--- Start Material supplied ---

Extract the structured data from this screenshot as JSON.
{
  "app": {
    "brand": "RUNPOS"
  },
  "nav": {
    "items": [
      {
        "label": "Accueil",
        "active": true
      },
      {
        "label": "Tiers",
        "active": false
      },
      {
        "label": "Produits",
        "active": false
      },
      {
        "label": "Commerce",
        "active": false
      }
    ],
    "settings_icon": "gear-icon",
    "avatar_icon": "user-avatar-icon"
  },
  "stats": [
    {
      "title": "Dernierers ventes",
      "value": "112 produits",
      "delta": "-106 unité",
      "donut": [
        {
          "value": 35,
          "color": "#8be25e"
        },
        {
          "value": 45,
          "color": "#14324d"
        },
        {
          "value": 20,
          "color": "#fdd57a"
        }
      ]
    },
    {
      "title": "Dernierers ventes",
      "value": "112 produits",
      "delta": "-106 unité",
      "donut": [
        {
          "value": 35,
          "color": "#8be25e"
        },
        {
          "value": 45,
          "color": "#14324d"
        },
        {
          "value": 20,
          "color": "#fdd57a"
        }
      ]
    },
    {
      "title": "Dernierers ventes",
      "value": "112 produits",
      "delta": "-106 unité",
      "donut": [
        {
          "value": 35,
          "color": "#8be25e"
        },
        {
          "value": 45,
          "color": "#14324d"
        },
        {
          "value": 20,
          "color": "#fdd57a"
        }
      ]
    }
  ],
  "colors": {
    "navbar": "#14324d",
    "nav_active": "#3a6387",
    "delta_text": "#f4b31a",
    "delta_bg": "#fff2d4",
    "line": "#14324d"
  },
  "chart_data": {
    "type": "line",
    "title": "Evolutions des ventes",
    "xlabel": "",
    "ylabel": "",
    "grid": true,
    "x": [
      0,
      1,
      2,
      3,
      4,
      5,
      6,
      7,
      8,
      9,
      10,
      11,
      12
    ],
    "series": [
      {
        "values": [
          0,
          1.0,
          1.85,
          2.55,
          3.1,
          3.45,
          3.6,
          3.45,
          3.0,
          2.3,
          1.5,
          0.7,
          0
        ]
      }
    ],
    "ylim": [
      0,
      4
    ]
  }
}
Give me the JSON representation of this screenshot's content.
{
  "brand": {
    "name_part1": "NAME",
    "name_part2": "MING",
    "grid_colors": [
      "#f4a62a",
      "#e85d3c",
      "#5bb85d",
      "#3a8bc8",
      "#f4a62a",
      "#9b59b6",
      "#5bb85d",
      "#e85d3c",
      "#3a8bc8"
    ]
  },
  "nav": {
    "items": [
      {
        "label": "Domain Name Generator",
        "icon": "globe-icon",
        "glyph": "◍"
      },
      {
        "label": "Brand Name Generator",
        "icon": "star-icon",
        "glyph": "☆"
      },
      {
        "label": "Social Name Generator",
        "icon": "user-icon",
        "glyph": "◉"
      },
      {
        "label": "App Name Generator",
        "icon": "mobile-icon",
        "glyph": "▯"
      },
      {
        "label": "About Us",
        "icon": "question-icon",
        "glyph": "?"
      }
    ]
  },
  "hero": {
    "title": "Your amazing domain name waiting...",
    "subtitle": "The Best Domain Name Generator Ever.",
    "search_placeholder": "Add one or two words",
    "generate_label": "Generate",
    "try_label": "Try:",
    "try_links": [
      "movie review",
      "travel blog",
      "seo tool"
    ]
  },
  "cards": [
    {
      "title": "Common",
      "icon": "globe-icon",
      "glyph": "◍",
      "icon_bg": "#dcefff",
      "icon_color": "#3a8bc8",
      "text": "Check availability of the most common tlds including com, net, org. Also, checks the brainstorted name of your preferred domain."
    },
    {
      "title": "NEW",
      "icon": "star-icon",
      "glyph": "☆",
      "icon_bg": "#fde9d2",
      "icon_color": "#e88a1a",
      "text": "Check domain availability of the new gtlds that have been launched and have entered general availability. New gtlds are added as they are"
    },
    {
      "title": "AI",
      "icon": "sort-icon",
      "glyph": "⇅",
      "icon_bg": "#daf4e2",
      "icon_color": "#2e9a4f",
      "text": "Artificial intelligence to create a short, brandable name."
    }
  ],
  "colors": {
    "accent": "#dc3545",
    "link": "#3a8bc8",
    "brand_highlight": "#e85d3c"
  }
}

--- End Material supplied ---

| Given problem |
Exactly as written, please output every entry.

| Result |
Extract the structured data from this screenshot as JSON.
{
  "app": {
    "brand": "RUNPOS"
  },
  "nav": {
    "items": [
      {
        "label": "Accueil",
        "active": true
      },
      {
        "label": "Tiers",
        "active": false
      },
      {
        "label": "Produits",
        "active": false
      },
      {
        "label": "Commerce",
        "active": false
      }
    ],
    "settings_icon": "gear-icon",
    "avatar_icon": "user-avatar-icon"
  },
  "stats": [
    {
      "title": "Dernierers ventes",
      "value": "112 produits",
      "delta": "-106 unité",
      "donut": [
        {
          "value": 35,
          "color": "#8be25e"
        },
        {
          "value": 45,
          "color": "#14324d"
        },
        {
          "value": 20,
          "color": "#fdd57a"
        }
      ]
    },
    {
      "title": "Dernierers ventes",
      "value": "112 produits",
      "delta": "-106 unité",
      "donut": [
        {
          "value": 35,
          "color": "#8be25e"
        },
        {
          "value": 45,
          "color": "#14324d"
        },
        {
          "value": 20,
          "color": "#fdd57a"
        }
      ]
    },
    {
      "title": "Dernierers ventes",
      "value": "112 produits",
      "delta": "-106 unité",
      "donut": [
        {
          "value": 35,
          "color": "#8be25e"
        },
        {
          "value": 45,
          "color": "#14324d"
        },
        {
          "value": 20,
          "color": "#fdd57a"
        }
      ]
    }
  ],
  "colors": {
    "navbar": "#14324d",
    "nav_active": "#3a6387",
    "delta_text": "#f4b31a",
    "delta_bg": "#fff2d4",
    "line": "#14324d"
  },
  "chart_data": {
    "type": "line",
    "title": "Evolutions des ventes",
    "xlabel": "",
    "ylabel": "",
    "grid": true,
    "x": [
      0,
      1,
      2,
      3,
      4,
      5,
      6,
      7,
      8,
      9,
      10,
      11,
      12
    ],
    "series": [
      {
        "values": [
          0,
          1.0,
          1.85,
          2.55,
          3.1,
          3.45,
          3.6,
          3.45,
          3.0,
          2.3,
          1.5,
          0.7,
          0
        ]
      }
    ],
    "ylim": [
      0,
      4
    ]
  }
}
Give me the JSON representation of this screenshot's content.
{
  "brand": {
    "name_part1": "NAME",
    "name_part2": "MING",
    "grid_colors": [
      "#f4a62a",
      "#e85d3c",
      "#5bb85d",
      "#3a8bc8",
      "#f4a62a",
      "#9b59b6",
      "#5bb85d",
      "#e85d3c",
      "#3a8bc8"
    ]
  },
  "nav": {
    "items": [
      {
        "label": "Domain Name Generator",
        "icon": "globe-icon",
        "glyph": "◍"
      },
      {
        "label": "Brand Name Generator",
        "icon": "star-icon",
        "glyph": "☆"
      },
      {
        "label": "Social Name Generator",
        "icon": "user-icon",
        "glyph": "◉"
      },
      {
        "label": "App Name Generator",
        "icon": "mobile-icon",
        "glyph": "▯"
      },
      {
        "label": "About Us",
        "icon": "question-icon",
        "glyph": "?"
      }
    ]
  },
  "hero": {
    "title": "Your amazing domain name waiting...",
    "subtitle": "The Best Domain Name Generator Ever.",
    "search_placeholder": "Add one or two words",
    "generate_label": "Generate",
    "try_label": "Try:",
    "try_links": [
      "movie review",
      "travel blog",
      "seo tool"
    ]
  },
  "cards": [
    {
      "title": "Common",
      "icon": "globe-icon",
      "glyph": "◍",
      "icon_bg": "#dcefff",
      "icon_color": "#3a8bc8",
      "text": "Check availability of the most common tlds including com, net, org. Also, checks the brainstorted name of your preferred domain."
    },
    {
      "title": "NEW",
      "icon": "star-icon",
      "glyph": "☆",
      "icon_bg": "#fde9d2",
      "icon_color": "#e88a1a",
      "text": "Check domain availability of the new gtlds that have been launched and have entered general availability. New gtlds are added as they are"
    },
    {
      "title": "AI",
      "icon": "sort-icon",
      "glyph": "⇅",
      "icon_bg": "#daf4e2",
      "icon_color": "#2e9a4f",
      "text": "Artificial intelligence to create a short, brandable name."
    }
  ],
  "colors": {
    "accent": "#dc3545",
    "link": "#3a8bc8",
    "brand_highlight": "#e85d3c"
  }
}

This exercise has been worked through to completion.